[Start of Data shown]

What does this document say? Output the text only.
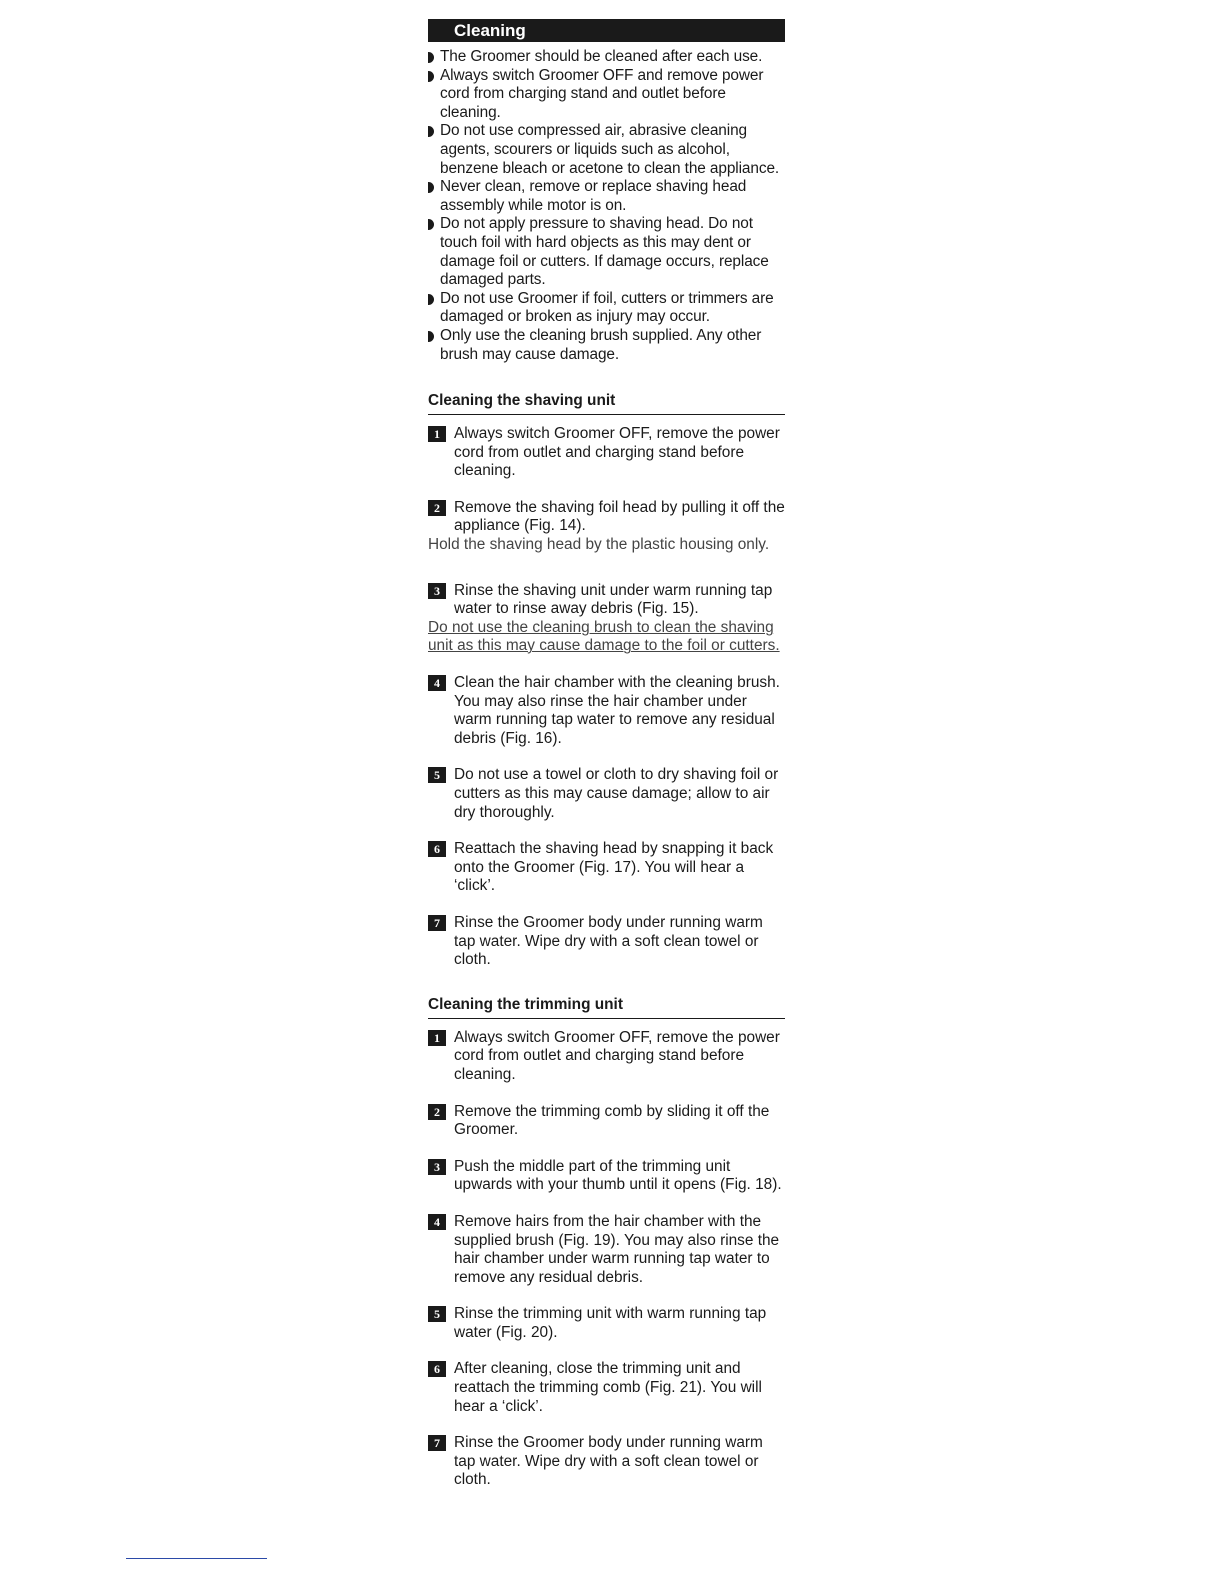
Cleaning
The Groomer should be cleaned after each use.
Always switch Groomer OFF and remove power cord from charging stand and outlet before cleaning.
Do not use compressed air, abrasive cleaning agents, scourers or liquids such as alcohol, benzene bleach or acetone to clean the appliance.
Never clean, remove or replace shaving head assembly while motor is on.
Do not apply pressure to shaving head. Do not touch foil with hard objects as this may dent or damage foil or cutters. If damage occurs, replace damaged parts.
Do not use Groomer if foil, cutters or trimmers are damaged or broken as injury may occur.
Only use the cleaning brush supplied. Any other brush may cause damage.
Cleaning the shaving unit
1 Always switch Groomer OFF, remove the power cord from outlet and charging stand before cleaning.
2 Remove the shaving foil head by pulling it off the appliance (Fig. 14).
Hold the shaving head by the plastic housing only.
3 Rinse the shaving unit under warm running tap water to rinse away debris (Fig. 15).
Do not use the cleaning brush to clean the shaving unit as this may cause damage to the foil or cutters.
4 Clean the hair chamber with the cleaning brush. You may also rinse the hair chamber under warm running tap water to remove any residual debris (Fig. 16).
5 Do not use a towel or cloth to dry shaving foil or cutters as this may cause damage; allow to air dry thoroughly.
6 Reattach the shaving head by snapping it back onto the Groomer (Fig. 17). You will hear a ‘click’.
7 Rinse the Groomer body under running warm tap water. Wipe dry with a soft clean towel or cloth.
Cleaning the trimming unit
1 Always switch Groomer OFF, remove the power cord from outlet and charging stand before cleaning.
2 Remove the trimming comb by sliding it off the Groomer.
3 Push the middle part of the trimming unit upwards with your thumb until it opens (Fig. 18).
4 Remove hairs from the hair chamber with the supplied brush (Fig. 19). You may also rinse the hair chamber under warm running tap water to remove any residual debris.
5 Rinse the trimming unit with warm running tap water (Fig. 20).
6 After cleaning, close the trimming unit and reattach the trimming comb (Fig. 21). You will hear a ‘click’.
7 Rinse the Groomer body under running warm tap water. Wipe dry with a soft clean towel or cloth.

[End of Data shown]

Exercise =>
Take the entries shown above and quote them verbatim, passing over the pictures.

Solution to this task =>
What does this document say? Output the text only.
Cleaning
The Groomer should be cleaned after each use.
Always switch Groomer OFF and remove power cord from charging stand and outlet before cleaning.
Do not use compressed air, abrasive cleaning agents, scourers or liquids such as alcohol, benzene bleach or acetone to clean the appliance.
Never clean, remove or replace shaving head assembly while motor is on.
Do not apply pressure to shaving head. Do not touch foil with hard objects as this may dent or damage foil or cutters. If damage occurs, replace damaged parts.
Do not use Groomer if foil, cutters or trimmers are damaged or broken as injury may occur.
Only use the cleaning brush supplied. Any other brush may cause damage.
Cleaning the shaving unit
1 Always switch Groomer OFF, remove the power cord from outlet and charging stand before cleaning.
2 Remove the shaving foil head by pulling it off the appliance (Fig. 14).
Hold the shaving head by the plastic housing only.
3 Rinse the shaving unit under warm running tap water to rinse away debris (Fig. 15).
Do not use the cleaning brush to clean the shaving unit as this may cause damage to the foil or cutters.
4 Clean the hair chamber with the cleaning brush. You may also rinse the hair chamber under warm running tap water to remove any residual debris (Fig. 16).
5 Do not use a towel or cloth to dry shaving foil or cutters as this may cause damage; allow to air dry thoroughly.
6 Reattach the shaving head by snapping it back onto the Groomer (Fig. 17). You will hear a ‘click’.
7 Rinse the Groomer body under running warm tap water. Wipe dry with a soft clean towel or cloth.
Cleaning the trimming unit
1 Always switch Groomer OFF, remove the power cord from outlet and charging stand before cleaning.
2 Remove the trimming comb by sliding it off the Groomer.
3 Push the middle part of the trimming unit upwards with your thumb until it opens (Fig. 18).
4 Remove hairs from the hair chamber with the supplied brush (Fig. 19). You may also rinse the hair chamber under warm running tap water to remove any residual debris.
5 Rinse the trimming unit with warm running tap water (Fig. 20).
6 After cleaning, close the trimming unit and reattach the trimming comb (Fig. 21). You will hear a ‘click’.
7 Rinse the Groomer body under running warm tap water. Wipe dry with a soft clean towel or cloth.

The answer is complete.